**Written exercise**: Without omitting anything, retype the data that follows.

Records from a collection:

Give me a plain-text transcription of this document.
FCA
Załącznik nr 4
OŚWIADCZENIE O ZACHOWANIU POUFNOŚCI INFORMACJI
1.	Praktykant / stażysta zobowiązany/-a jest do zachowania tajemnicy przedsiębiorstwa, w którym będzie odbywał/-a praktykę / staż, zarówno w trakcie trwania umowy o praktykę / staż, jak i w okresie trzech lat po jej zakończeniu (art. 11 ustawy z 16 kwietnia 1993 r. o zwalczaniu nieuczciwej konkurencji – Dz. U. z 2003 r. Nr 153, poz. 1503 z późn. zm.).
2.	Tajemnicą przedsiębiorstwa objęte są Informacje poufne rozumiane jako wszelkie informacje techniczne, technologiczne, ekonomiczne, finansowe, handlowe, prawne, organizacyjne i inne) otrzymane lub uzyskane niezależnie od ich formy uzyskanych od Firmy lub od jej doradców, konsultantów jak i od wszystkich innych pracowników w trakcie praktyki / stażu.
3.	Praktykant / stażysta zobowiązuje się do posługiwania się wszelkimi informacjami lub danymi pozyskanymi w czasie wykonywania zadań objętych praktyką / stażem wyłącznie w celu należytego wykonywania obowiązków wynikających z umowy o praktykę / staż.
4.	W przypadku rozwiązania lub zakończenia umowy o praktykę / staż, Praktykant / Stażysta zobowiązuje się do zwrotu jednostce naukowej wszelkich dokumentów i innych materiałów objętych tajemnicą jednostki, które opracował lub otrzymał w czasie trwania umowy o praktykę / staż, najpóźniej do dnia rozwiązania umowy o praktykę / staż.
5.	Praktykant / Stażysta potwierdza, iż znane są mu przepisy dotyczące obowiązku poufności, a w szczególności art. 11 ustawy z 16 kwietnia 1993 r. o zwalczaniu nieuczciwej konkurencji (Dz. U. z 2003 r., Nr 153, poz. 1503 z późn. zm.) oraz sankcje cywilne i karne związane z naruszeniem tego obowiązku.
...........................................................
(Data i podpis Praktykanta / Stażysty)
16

**Full solution**:
Give me a plain-text transcription of this document.
FCA
Załącznik nr 4
OŚWIADCZENIE O ZACHOWANIU POUFNOŚCI INFORMACJI
1.	Praktykant / stażysta zobowiązany/-a jest do zachowania tajemnicy przedsiębiorstwa, w którym będzie odbywał/-a praktykę / staż, zarówno w trakcie trwania umowy o praktykę / staż, jak i w okresie trzech lat po jej zakończeniu (art. 11 ustawy z 16 kwietnia 1993 r. o zwalczaniu nieuczciwej konkurencji – Dz. U. z 2003 r. Nr 153, poz. 1503 z późn. zm.).
2.	Tajemnicą przedsiębiorstwa objęte są Informacje poufne rozumiane jako wszelkie informacje techniczne, technologiczne, ekonomiczne, finansowe, handlowe, prawne, organizacyjne i inne) otrzymane lub uzyskane niezależnie od ich formy uzyskanych od Firmy lub od jej doradców, konsultantów jak i od wszystkich innych pracowników w trakcie praktyki / stażu.
3.	Praktykant / stażysta zobowiązuje się do posługiwania się wszelkimi informacjami lub danymi pozyskanymi w czasie wykonywania zadań objętych praktyką / stażem wyłącznie w celu należytego wykonywania obowiązków wynikających z umowy o praktykę / staż.
4.	W przypadku rozwiązania lub zakończenia umowy o praktykę / staż, Praktykant / Stażysta zobowiązuje się do zwrotu jednostce naukowej wszelkich dokumentów i innych materiałów objętych tajemnicą jednostki, które opracował lub otrzymał w czasie trwania umowy o praktykę / staż, najpóźniej do dnia rozwiązania umowy o praktykę / staż.
5.	Praktykant / Stażysta potwierdza, iż znane są mu przepisy dotyczące obowiązku poufności, a w szczególności art. 11 ustawy z 16 kwietnia 1993 r. o zwalczaniu nieuczciwej konkurencji (Dz. U. z 2003 r., Nr 153, poz. 1503 z późn. zm.) oraz sankcje cywilne i karne związane z naruszeniem tego obowiązku.
...........................................................
(Data i podpis Praktykanta / Stażysty)
16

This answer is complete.